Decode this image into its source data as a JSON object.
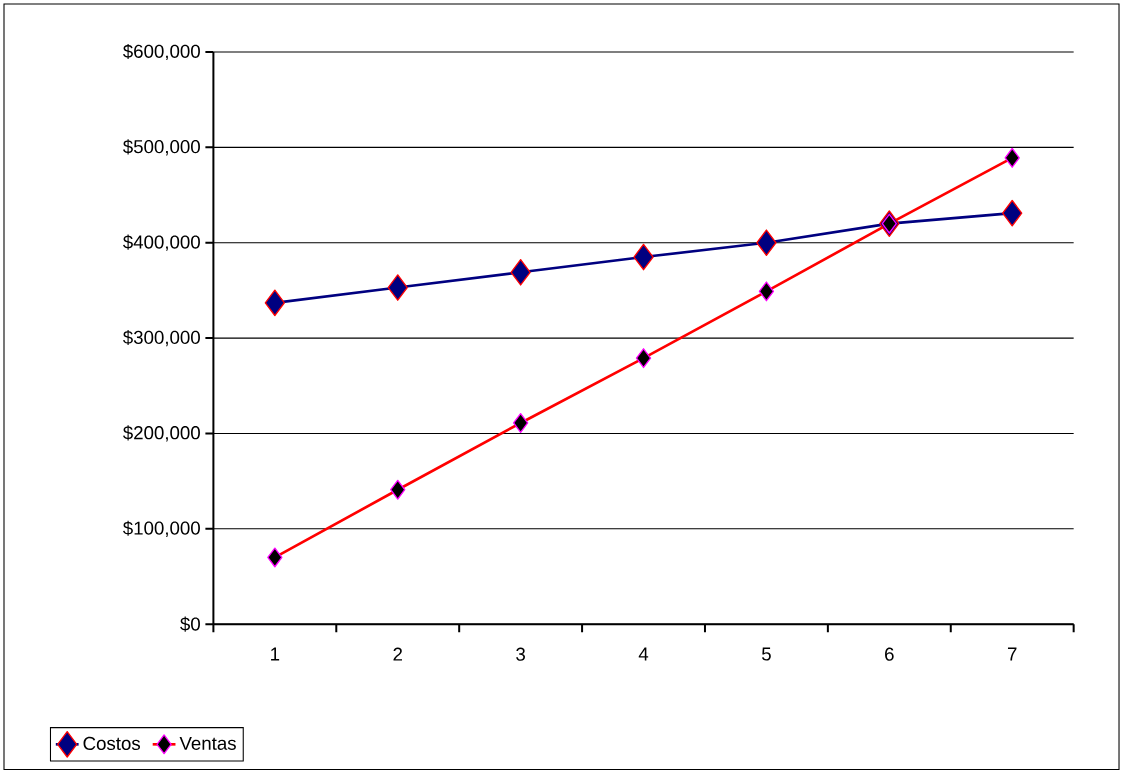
{
  "chart_data": {
    "type": "line",
    "categories": [
      "1",
      "2",
      "3",
      "4",
      "5",
      "6",
      "7"
    ],
    "series": [
      {
        "name": "Costos",
        "color": "#000080",
        "values": [
          337000,
          353000,
          369000,
          385000,
          400000,
          420000,
          431000
        ]
      },
      {
        "name": "Ventas",
        "color": "#ff0000",
        "values": [
          70000,
          141000,
          211000,
          279000,
          349000,
          420000,
          489000
        ]
      }
    ],
    "ylim": [
      0,
      600000
    ],
    "yticks": [
      {
        "value": 0,
        "label": "$0"
      },
      {
        "value": 100000,
        "label": "$100,000"
      },
      {
        "value": 200000,
        "label": "$200,000"
      },
      {
        "value": 300000,
        "label": "$300,000"
      },
      {
        "value": 400000,
        "label": "$400,000"
      },
      {
        "value": 500000,
        "label": "$500,000"
      },
      {
        "value": 600000,
        "label": "$600,000"
      }
    ],
    "grid": "y",
    "legend": "bottom left",
    "marker": "diamond",
    "line_style": "solid"
  }
}
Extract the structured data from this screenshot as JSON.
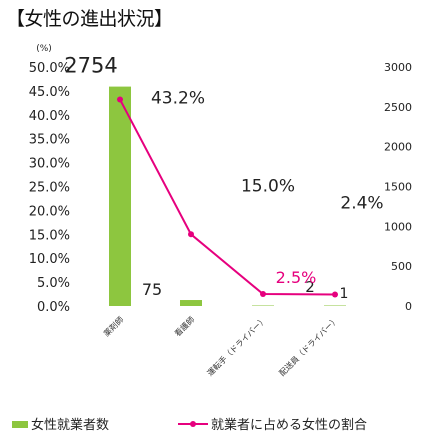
{
  "title": "【女性の進出状況】",
  "chart_data": {
    "type": "bar+line",
    "left_axis_unit": "(%)",
    "left_ticks": [
      "50.0%",
      "45.0%",
      "40.0%",
      "35.0%",
      "30.0%",
      "25.0%",
      "20.0%",
      "15.0%",
      "10.0%",
      "5.0%",
      "0.0%"
    ],
    "right_ticks": [
      "3000",
      "2500",
      "2000",
      "1500",
      "1000",
      "500",
      "0"
    ],
    "ylim_left": [
      0,
      50
    ],
    "ylim_right": [
      0,
      3000
    ],
    "categories": [
      "薬剤師",
      "看護師",
      "運転手（ドライバー）",
      "配送員（ドライバー）"
    ],
    "series": [
      {
        "name": "女性就業者数",
        "kind": "bar",
        "axis": "right",
        "color": "#8dc63f",
        "values": [
          2754,
          75,
          2,
          1
        ],
        "labels": [
          "2754",
          "75",
          "2",
          "1"
        ]
      },
      {
        "name": "就業者に占める女性の割合",
        "kind": "line",
        "axis": "left",
        "color": "#e6007e",
        "values": [
          43.2,
          15.0,
          2.5,
          2.4
        ],
        "labels": [
          "43.2%",
          "15.0%",
          "2.5%",
          "2.4%"
        ]
      }
    ]
  }
}
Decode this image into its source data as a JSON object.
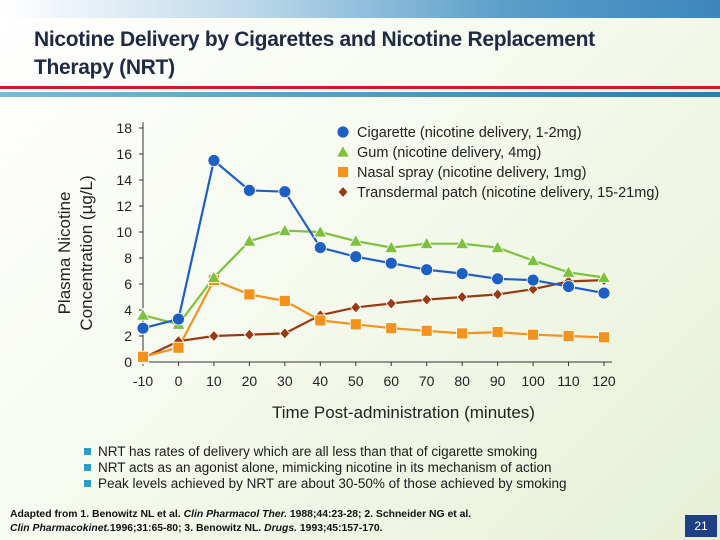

---+---

Quote the data above in full, leaving out the pictures it holds.

Decode this image into its source data as a JSON object.
{
  "chart_data": {
    "type": "line",
    "categories": [
      "1",
      "2",
      "3",
      "4",
      "5",
      "6",
      "7"
    ],
    "series": [
      {
        "name": "Costos",
        "color": "#000080",
        "values": [
          337000,
          353000,
          369000,
          385000,
          400000,
          420000,
          431000
        ]
      },
      {
        "name": "Ventas",
        "color": "#ff0000",
        "values": [
          70000,
          141000,
          211000,
          279000,
          349000,
          420000,
          489000
        ]
      }
    ],
    "ylim": [
      0,
      600000
    ],
    "yticks": [
      {
        "value": 0,
        "label": "$0"
      },
      {
        "value": 100000,
        "label": "$100,000"
      },
      {
        "value": 200000,
        "label": "$200,000"
      },
      {
        "value": 300000,
        "label": "$300,000"
      },
      {
        "value": 400000,
        "label": "$400,000"
      },
      {
        "value": 500000,
        "label": "$500,000"
      },
      {
        "value": 600000,
        "label": "$600,000"
      }
    ],
    "grid": "y",
    "legend": "bottom left",
    "marker": "diamond",
    "line_style": "solid"
  }
}
Extract the structured data from this screenshot as JSON.
{
  "title": "【女性の進出状況】",
  "chart_data": {
    "type": "bar+line",
    "left_axis_unit": "(%)",
    "left_ticks": [
      "50.0%",
      "45.0%",
      "40.0%",
      "35.0%",
      "30.0%",
      "25.0%",
      "20.0%",
      "15.0%",
      "10.0%",
      "5.0%",
      "0.0%"
    ],
    "right_ticks": [
      "3000",
      "2500",
      "2000",
      "1500",
      "1000",
      "500",
      "0"
    ],
    "ylim_left": [
      0,
      50
    ],
    "ylim_right": [
      0,
      3000
    ],
    "categories": [
      "薬剤師",
      "看護師",
      "運転手（ドライバー）",
      "配送員（ドライバー）"
    ],
    "series": [
      {
        "name": "女性就業者数",
        "kind": "bar",
        "axis": "right",
        "color": "#8dc63f",
        "values": [
          2754,
          75,
          2,
          1
        ],
        "labels": [
          "2754",
          "75",
          "2",
          "1"
        ]
      },
      {
        "name": "就業者に占める女性の割合",
        "kind": "line",
        "axis": "left",
        "color": "#e6007e",
        "values": [
          43.2,
          15.0,
          2.5,
          2.4
        ],
        "labels": [
          "43.2%",
          "15.0%",
          "2.5%",
          "2.4%"
        ]
      }
    ]
  }
}
Decode this image into its source data as a JSON object.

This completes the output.